**Direction**
Give every line back verbatim, dropping all images.

**Extracted entries**

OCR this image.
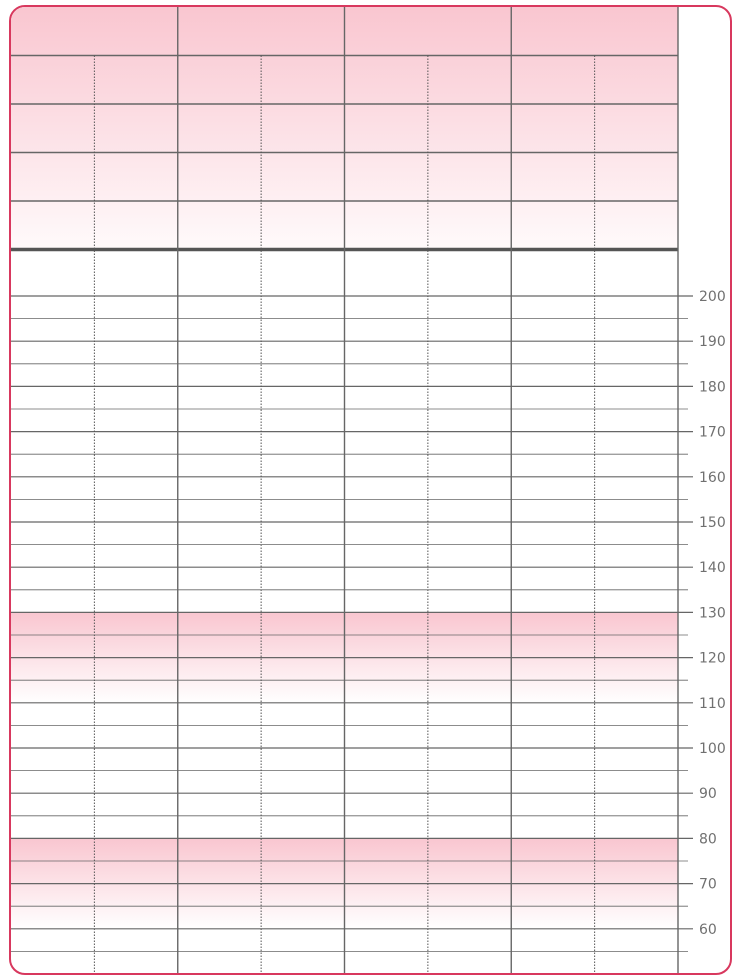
200
190
180
170
160
150
140
130
120
110
100
90
80
70
60
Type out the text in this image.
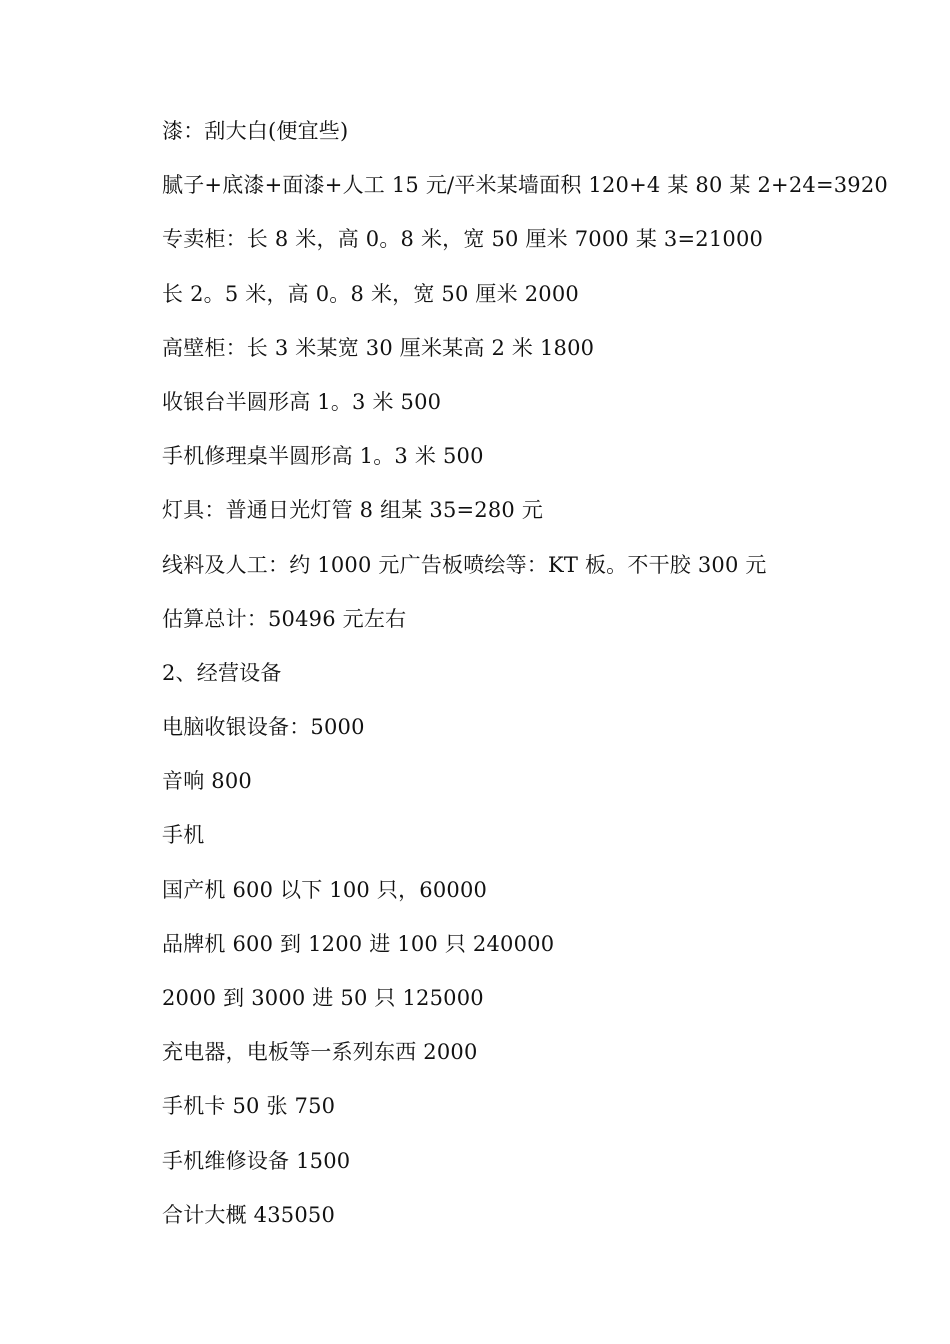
漆：刮大白(便宜些)
腻子+底漆+面漆+人工 15 元/平米某墙面积 120+4 某 80 某 2+24=3920
专卖柜：长 8 米，高 0。8 米，宽 50 厘米 7000 某 3=21000
长 2。5 米，高 0。8 米，宽 50 厘米 2000
高壁柜：长 3 米某宽 30 厘米某高 2 米 1800
收银台半圆形高 1。3 米 500
手机修理桌半圆形高 1。3 米 500
灯具：普通日光灯管 8 组某 35=280 元
线料及人工：约 1000 元广告板喷绘等：KT 板。不干胶 300 元
估算总计：50496 元左右
2、经营设备
电脑收银设备：5000
音响 800
手机
国产机 600 以下 100 只，60000
品牌机 600 到 1200 进 100 只 240000
2000 到 3000 进 50 只 125000
充电器，电板等一系列东西 2000
手机卡 50 张 750
手机维修设备 1500
合计大概 435050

**Solution below**
OCR this image.
200
190
180
170
160
150
140
130
120
110
100
90
80
70
60
Type out the text in this image.
漆：刮大白(便宜些)
腻子+底漆+面漆+人工 15 元/平米某墙面积 120+4 某 80 某 2+24=3920
专卖柜：长 8 米，高 0。8 米，宽 50 厘米 7000 某 3=21000
长 2。5 米，高 0。8 米，宽 50 厘米 2000
高壁柜：长 3 米某宽 30 厘米某高 2 米 1800
收银台半圆形高 1。3 米 500
手机修理桌半圆形高 1。3 米 500
灯具：普通日光灯管 8 组某 35=280 元
线料及人工：约 1000 元广告板喷绘等：KT 板。不干胶 300 元
估算总计：50496 元左右
2、经营设备
电脑收银设备：5000
音响 800
手机
国产机 600 以下 100 只，60000
品牌机 600 到 1200 进 100 只 240000
2000 到 3000 进 50 只 125000
充电器，电板等一系列东西 2000
手机卡 50 张 750
手机维修设备 1500
合计大概 435050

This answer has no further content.